WHAT YOU NEED TO DO: Can you write out all the lines word for word, with no pictures?

######

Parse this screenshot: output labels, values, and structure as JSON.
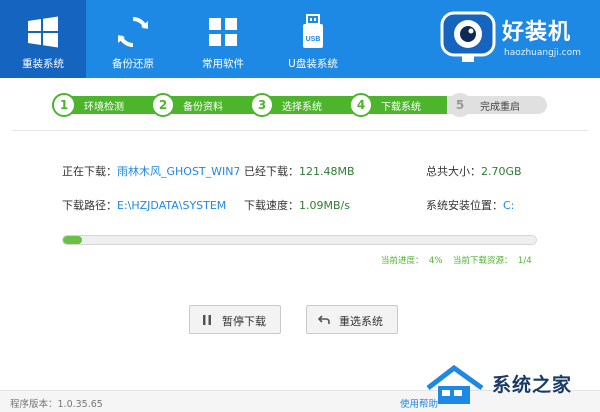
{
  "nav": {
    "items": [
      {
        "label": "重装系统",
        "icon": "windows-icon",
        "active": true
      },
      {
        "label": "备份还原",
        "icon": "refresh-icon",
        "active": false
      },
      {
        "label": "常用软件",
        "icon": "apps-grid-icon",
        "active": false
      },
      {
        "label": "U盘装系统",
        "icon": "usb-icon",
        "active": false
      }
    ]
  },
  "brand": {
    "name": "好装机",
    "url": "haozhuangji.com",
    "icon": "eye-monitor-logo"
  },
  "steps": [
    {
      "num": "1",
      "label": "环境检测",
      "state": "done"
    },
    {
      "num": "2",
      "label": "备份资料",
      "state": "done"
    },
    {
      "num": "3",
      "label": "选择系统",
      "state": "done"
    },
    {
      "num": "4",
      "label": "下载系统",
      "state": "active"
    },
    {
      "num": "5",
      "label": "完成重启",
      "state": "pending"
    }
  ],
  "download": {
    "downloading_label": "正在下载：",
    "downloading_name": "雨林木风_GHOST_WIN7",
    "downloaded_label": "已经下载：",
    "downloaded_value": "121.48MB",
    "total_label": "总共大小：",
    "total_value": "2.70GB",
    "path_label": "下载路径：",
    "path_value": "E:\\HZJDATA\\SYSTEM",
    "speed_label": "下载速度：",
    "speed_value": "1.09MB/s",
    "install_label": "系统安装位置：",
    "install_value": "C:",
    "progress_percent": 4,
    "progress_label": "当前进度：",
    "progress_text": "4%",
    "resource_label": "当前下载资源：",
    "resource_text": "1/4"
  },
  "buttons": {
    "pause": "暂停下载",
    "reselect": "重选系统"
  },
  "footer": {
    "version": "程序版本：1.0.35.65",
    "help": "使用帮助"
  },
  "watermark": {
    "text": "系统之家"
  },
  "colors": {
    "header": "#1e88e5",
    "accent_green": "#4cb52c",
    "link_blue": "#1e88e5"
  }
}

######

RESULT:
Parse this screenshot: output labels, values, and structure as JSON.
{
  "nav": {
    "items": [
      {
        "label": "重装系统",
        "icon": "windows-icon",
        "active": true
      },
      {
        "label": "备份还原",
        "icon": "refresh-icon",
        "active": false
      },
      {
        "label": "常用软件",
        "icon": "apps-grid-icon",
        "active": false
      },
      {
        "label": "U盘装系统",
        "icon": "usb-icon",
        "active": false
      }
    ]
  },
  "brand": {
    "name": "好装机",
    "url": "haozhuangji.com",
    "icon": "eye-monitor-logo"
  },
  "steps": [
    {
      "num": "1",
      "label": "环境检测",
      "state": "done"
    },
    {
      "num": "2",
      "label": "备份资料",
      "state": "done"
    },
    {
      "num": "3",
      "label": "选择系统",
      "state": "done"
    },
    {
      "num": "4",
      "label": "下载系统",
      "state": "active"
    },
    {
      "num": "5",
      "label": "完成重启",
      "state": "pending"
    }
  ],
  "download": {
    "downloading_label": "正在下载：",
    "downloading_name": "雨林木风_GHOST_WIN7",
    "downloaded_label": "已经下载：",
    "downloaded_value": "121.48MB",
    "total_label": "总共大小：",
    "total_value": "2.70GB",
    "path_label": "下载路径：",
    "path_value": "E:\\HZJDATA\\SYSTEM",
    "speed_label": "下载速度：",
    "speed_value": "1.09MB/s",
    "install_label": "系统安装位置：",
    "install_value": "C:",
    "progress_percent": 4,
    "progress_label": "当前进度：",
    "progress_text": "4%",
    "resource_label": "当前下载资源：",
    "resource_text": "1/4"
  },
  "buttons": {
    "pause": "暂停下载",
    "reselect": "重选系统"
  },
  "footer": {
    "version": "程序版本：1.0.35.65",
    "help": "使用帮助"
  },
  "watermark": {
    "text": "系统之家"
  },
  "colors": {
    "header": "#1e88e5",
    "accent_green": "#4cb52c",
    "link_blue": "#1e88e5"
  }
}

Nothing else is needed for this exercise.